### [Extracted material]
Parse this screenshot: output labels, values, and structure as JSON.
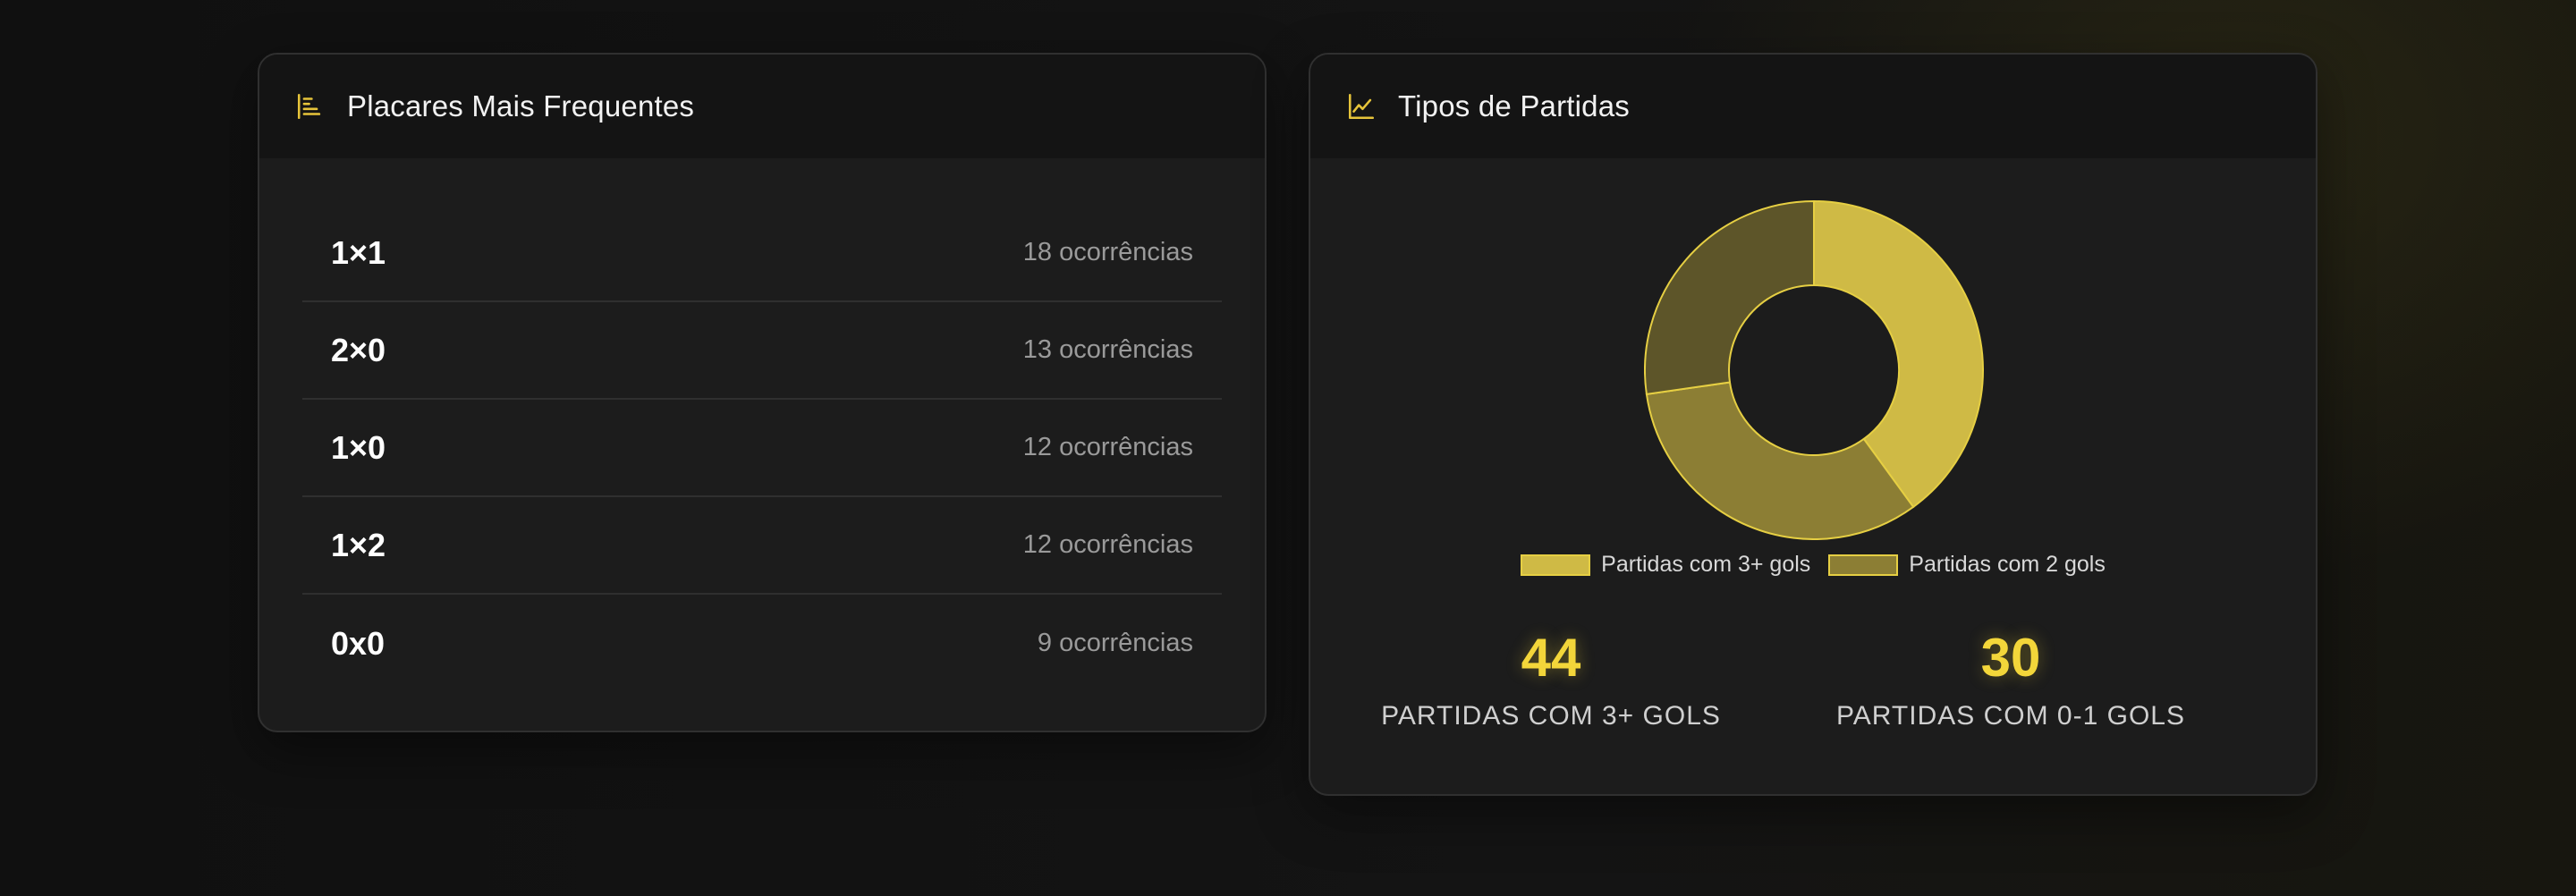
{
  "scores_card": {
    "title": "Placares Mais Frequentes",
    "icon": "bar-chart-horizontal-icon",
    "rows": [
      {
        "score": "1×1",
        "count": "18 ocorrências"
      },
      {
        "score": "2×0",
        "count": "13 ocorrências"
      },
      {
        "score": "1×0",
        "count": "12 ocorrências"
      },
      {
        "score": "1×2",
        "count": "12 ocorrências"
      },
      {
        "score": "0x0",
        "count": "9 ocorrências"
      }
    ]
  },
  "types_card": {
    "title": "Tipos de Partidas",
    "icon": "line-chart-icon",
    "stats": [
      {
        "value": "44",
        "label": "PARTIDAS COM 3+ GOLS"
      },
      {
        "value": "30",
        "label": "PARTIDAS COM 0-1 GOLS"
      }
    ]
  },
  "chart_data": {
    "type": "pie",
    "donut": true,
    "legend_position": "bottom",
    "series": [
      {
        "name": "Partidas com 3+ gols",
        "value": 44,
        "color": "#cfba45"
      },
      {
        "name": "Partidas com 2 gols",
        "value": 36,
        "color": "#8c7e34"
      },
      {
        "name": "",
        "value": 30,
        "color": "#5d5529"
      }
    ],
    "border_color": "#e6cf43"
  },
  "colors": {
    "accent": "#f3d63a",
    "card_bg": "#1c1c1c",
    "header_bg": "#141414"
  }
}
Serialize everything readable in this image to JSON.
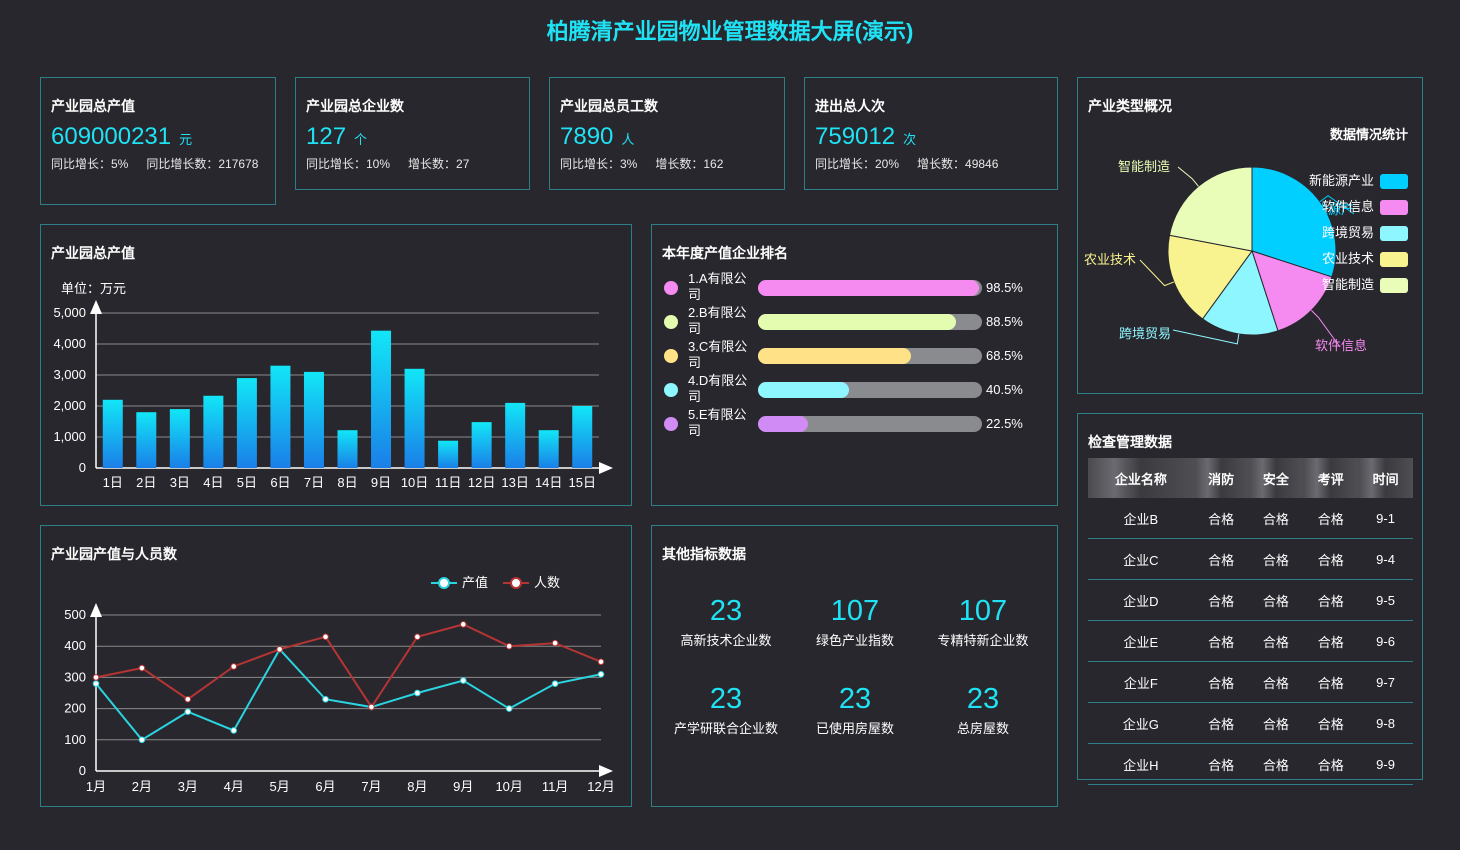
{
  "title": "柏腾清产业园物业管理数据大屏(演示)",
  "kpis": [
    {
      "label": "产业园总产值",
      "value": "609000231",
      "unit": "元",
      "growth": "同比增长：5%",
      "increase": "同比增长数：217678"
    },
    {
      "label": "产业园总企业数",
      "value": "127",
      "unit": "个",
      "growth": "同比增长：10%",
      "increase": "增长数：27"
    },
    {
      "label": "产业园总员工数",
      "value": "7890",
      "unit": "人",
      "growth": "同比增长：3%",
      "increase": "增长数：162"
    },
    {
      "label": "进出总人次",
      "value": "759012",
      "unit": "次",
      "growth": "同比增长：20%",
      "increase": "增长数：49846"
    }
  ],
  "panels": {
    "output_value": "产业园总产值",
    "ranking": "本年度产值企业排名",
    "output_people": "产业园产值与人员数",
    "other": "其他指标数据",
    "industry": "产业类型概况",
    "check": "检查管理数据"
  },
  "colors": {
    "accent": "#1fe3f5",
    "border": "#2c7f86",
    "background": "#28272d"
  },
  "chart_data": [
    {
      "type": "bar",
      "unit_label": "单位：万元",
      "categories": [
        "1日",
        "2日",
        "3日",
        "4日",
        "5日",
        "6日",
        "7日",
        "8日",
        "9日",
        "10日",
        "11日",
        "12日",
        "13日",
        "14日",
        "15日"
      ],
      "values": [
        2200,
        1800,
        1900,
        2330,
        2900,
        3300,
        3100,
        1220,
        4430,
        3200,
        880,
        1480,
        2100,
        1220,
        2000
      ],
      "yticks": [
        "0",
        "1,000",
        "2,000",
        "3,000",
        "4,000",
        "5,000"
      ],
      "ylim": [
        0,
        5000
      ],
      "grid": true,
      "bar_color": "#1fe3f5"
    },
    {
      "type": "line",
      "categories": [
        "1月",
        "2月",
        "3月",
        "4月",
        "5月",
        "6月",
        "7月",
        "8月",
        "9月",
        "10月",
        "11月",
        "12月"
      ],
      "series": [
        {
          "name": "产值",
          "color": "#2ad4e0",
          "values": [
            280,
            100,
            190,
            130,
            390,
            230,
            205,
            250,
            290,
            200,
            280,
            310
          ]
        },
        {
          "name": "人数",
          "color": "#b53434",
          "values": [
            300,
            330,
            230,
            335,
            390,
            430,
            205,
            430,
            470,
            400,
            410,
            350
          ]
        }
      ],
      "yticks": [
        "0",
        "100",
        "200",
        "300",
        "400",
        "500"
      ],
      "ylim": [
        0,
        500
      ],
      "grid": true,
      "legend": "top-right"
    },
    {
      "type": "pie",
      "subtitle": "数据情况统计",
      "slices": [
        {
          "name": "新能源产业",
          "color": "#00cfff",
          "value": 30
        },
        {
          "name": "软件信息",
          "color": "#f58af0",
          "value": 15
        },
        {
          "name": "跨境贸易",
          "color": "#8ef6ff",
          "value": 15
        },
        {
          "name": "农业技术",
          "color": "#f8f28f",
          "value": 18
        },
        {
          "name": "智能制造",
          "color": "#eafdb8",
          "value": 22
        }
      ],
      "outer_labels": [
        "新能源产",
        "软件信息",
        "跨境贸易",
        "农业技术",
        "智能制造"
      ],
      "legend": "right"
    }
  ],
  "ranking": [
    {
      "name": "1.A有限公司",
      "percent": 98.5,
      "label": "98.5%",
      "color": "#f58af0"
    },
    {
      "name": "2.B有限公司",
      "percent": 88.5,
      "label": "88.5%",
      "color": "#e3fcb0"
    },
    {
      "name": "3.C有限公司",
      "percent": 68.5,
      "label": "68.5%",
      "color": "#ffe287"
    },
    {
      "name": "4.D有限公司",
      "percent": 40.5,
      "label": "40.5%",
      "color": "#8ef6ff"
    },
    {
      "name": "5.E有限公司",
      "percent": 22.5,
      "label": "22.5%",
      "color": "#d08cf4"
    }
  ],
  "metrics": [
    {
      "value": "23",
      "label": "高新技术企业数"
    },
    {
      "value": "107",
      "label": "绿色产业指数"
    },
    {
      "value": "107",
      "label": "专精特新企业数"
    },
    {
      "value": "23",
      "label": "产学研联合企业数"
    },
    {
      "value": "23",
      "label": "已使用房屋数"
    },
    {
      "value": "23",
      "label": "总房屋数"
    }
  ],
  "check_table": {
    "headers": [
      "企业名称",
      "消防",
      "安全",
      "考评",
      "时间"
    ],
    "rows": [
      [
        "企业B",
        "合格",
        "合格",
        "合格",
        "9-1"
      ],
      [
        "企业C",
        "合格",
        "合格",
        "合格",
        "9-4"
      ],
      [
        "企业D",
        "合格",
        "合格",
        "合格",
        "9-5"
      ],
      [
        "企业E",
        "合格",
        "合格",
        "合格",
        "9-6"
      ],
      [
        "企业F",
        "合格",
        "合格",
        "合格",
        "9-7"
      ],
      [
        "企业G",
        "合格",
        "合格",
        "合格",
        "9-8"
      ],
      [
        "企业H",
        "合格",
        "合格",
        "合格",
        "9-9"
      ]
    ]
  }
}
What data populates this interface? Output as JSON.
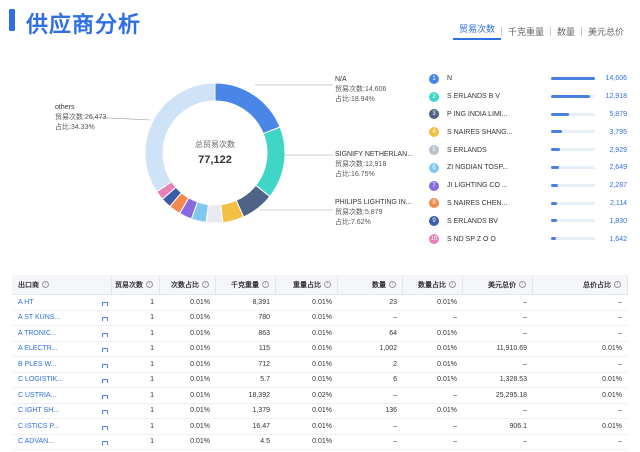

### [Task statement]
Return the material exactly as given, apart from the pictures.

### [Answer to the exercise]
Parse this screenshot: output labels, values, and structure as JSON.
{
  "scores_card": {
    "title": "Placares Mais Frequentes",
    "icon": "bar-chart-horizontal-icon",
    "rows": [
      {
        "score": "1×1",
        "count": "18 ocorrências"
      },
      {
        "score": "2×0",
        "count": "13 ocorrências"
      },
      {
        "score": "1×0",
        "count": "12 ocorrências"
      },
      {
        "score": "1×2",
        "count": "12 ocorrências"
      },
      {
        "score": "0x0",
        "count": "9 ocorrências"
      }
    ]
  },
  "types_card": {
    "title": "Tipos de Partidas",
    "icon": "line-chart-icon",
    "stats": [
      {
        "value": "44",
        "label": "PARTIDAS COM 3+ GOLS"
      },
      {
        "value": "30",
        "label": "PARTIDAS COM 0-1 GOLS"
      }
    ]
  },
  "chart_data": {
    "type": "pie",
    "donut": true,
    "legend_position": "bottom",
    "series": [
      {
        "name": "Partidas com 3+ gols",
        "value": 44,
        "color": "#cfba45"
      },
      {
        "name": "Partidas com 2 gols",
        "value": 36,
        "color": "#8c7e34"
      },
      {
        "name": "",
        "value": 30,
        "color": "#5d5529"
      }
    ],
    "border_color": "#e6cf43"
  },
  "colors": {
    "accent": "#f3d63a",
    "card_bg": "#1c1c1c",
    "header_bg": "#141414"
  }
}
Serialize everything readable in this image to JSON.
{
  "title": "柏腾清产业园物业管理数据大屏(演示)",
  "kpis": [
    {
      "label": "产业园总产值",
      "value": "609000231",
      "unit": "元",
      "growth": "同比增长：5%",
      "increase": "同比增长数：217678"
    },
    {
      "label": "产业园总企业数",
      "value": "127",
      "unit": "个",
      "growth": "同比增长：10%",
      "increase": "增长数：27"
    },
    {
      "label": "产业园总员工数",
      "value": "7890",
      "unit": "人",
      "growth": "同比增长：3%",
      "increase": "增长数：162"
    },
    {
      "label": "进出总人次",
      "value": "759012",
      "unit": "次",
      "growth": "同比增长：20%",
      "increase": "增长数：49846"
    }
  ],
  "panels": {
    "output_value": "产业园总产值",
    "ranking": "本年度产值企业排名",
    "output_people": "产业园产值与人员数",
    "other": "其他指标数据",
    "industry": "产业类型概况",
    "check": "检查管理数据"
  },
  "colors": {
    "accent": "#1fe3f5",
    "border": "#2c7f86",
    "background": "#28272d"
  },
  "chart_data": [
    {
      "type": "bar",
      "unit_label": "单位：万元",
      "categories": [
        "1日",
        "2日",
        "3日",
        "4日",
        "5日",
        "6日",
        "7日",
        "8日",
        "9日",
        "10日",
        "11日",
        "12日",
        "13日",
        "14日",
        "15日"
      ],
      "values": [
        2200,
        1800,
        1900,
        2330,
        2900,
        3300,
        3100,
        1220,
        4430,
        3200,
        880,
        1480,
        2100,
        1220,
        2000
      ],
      "yticks": [
        "0",
        "1,000",
        "2,000",
        "3,000",
        "4,000",
        "5,000"
      ],
      "ylim": [
        0,
        5000
      ],
      "grid": true,
      "bar_color": "#1fe3f5"
    },
    {
      "type": "line",
      "categories": [
        "1月",
        "2月",
        "3月",
        "4月",
        "5月",
        "6月",
        "7月",
        "8月",
        "9月",
        "10月",
        "11月",
        "12月"
      ],
      "series": [
        {
          "name": "产值",
          "color": "#2ad4e0",
          "values": [
            280,
            100,
            190,
            130,
            390,
            230,
            205,
            250,
            290,
            200,
            280,
            310
          ]
        },
        {
          "name": "人数",
          "color": "#b53434",
          "values": [
            300,
            330,
            230,
            335,
            390,
            430,
            205,
            430,
            470,
            400,
            410,
            350
          ]
        }
      ],
      "yticks": [
        "0",
        "100",
        "200",
        "300",
        "400",
        "500"
      ],
      "ylim": [
        0,
        500
      ],
      "grid": true,
      "legend": "top-right"
    },
    {
      "type": "pie",
      "subtitle": "数据情况统计",
      "slices": [
        {
          "name": "新能源产业",
          "color": "#00cfff",
          "value": 30
        },
        {
          "name": "软件信息",
          "color": "#f58af0",
          "value": 15
        },
        {
          "name": "跨境贸易",
          "color": "#8ef6ff",
          "value": 15
        },
        {
          "name": "农业技术",
          "color": "#f8f28f",
          "value": 18
        },
        {
          "name": "智能制造",
          "color": "#eafdb8",
          "value": 22
        }
      ],
      "outer_labels": [
        "新能源产",
        "软件信息",
        "跨境贸易",
        "农业技术",
        "智能制造"
      ],
      "legend": "right"
    }
  ],
  "ranking": [
    {
      "name": "1.A有限公司",
      "percent": 98.5,
      "label": "98.5%",
      "color": "#f58af0"
    },
    {
      "name": "2.B有限公司",
      "percent": 88.5,
      "label": "88.5%",
      "color": "#e3fcb0"
    },
    {
      "name": "3.C有限公司",
      "percent": 68.5,
      "label": "68.5%",
      "color": "#ffe287"
    },
    {
      "name": "4.D有限公司",
      "percent": 40.5,
      "label": "40.5%",
      "color": "#8ef6ff"
    },
    {
      "name": "5.E有限公司",
      "percent": 22.5,
      "label": "22.5%",
      "color": "#d08cf4"
    }
  ],
  "metrics": [
    {
      "value": "23",
      "label": "高新技术企业数"
    },
    {
      "value": "107",
      "label": "绿色产业指数"
    },
    {
      "value": "107",
      "label": "专精特新企业数"
    },
    {
      "value": "23",
      "label": "产学研联合企业数"
    },
    {
      "value": "23",
      "label": "已使用房屋数"
    },
    {
      "value": "23",
      "label": "总房屋数"
    }
  ],
  "check_table": {
    "headers": [
      "企业名称",
      "消防",
      "安全",
      "考评",
      "时间"
    ],
    "rows": [
      [
        "企业B",
        "合格",
        "合格",
        "合格",
        "9-1"
      ],
      [
        "企业C",
        "合格",
        "合格",
        "合格",
        "9-4"
      ],
      [
        "企业D",
        "合格",
        "合格",
        "合格",
        "9-5"
      ],
      [
        "企业E",
        "合格",
        "合格",
        "合格",
        "9-6"
      ],
      [
        "企业F",
        "合格",
        "合格",
        "合格",
        "9-7"
      ],
      [
        "企业G",
        "合格",
        "合格",
        "合格",
        "9-8"
      ],
      [
        "企业H",
        "合格",
        "合格",
        "合格",
        "9-9"
      ]
    ]
  }
}
What data populates this interface? Output as JSON.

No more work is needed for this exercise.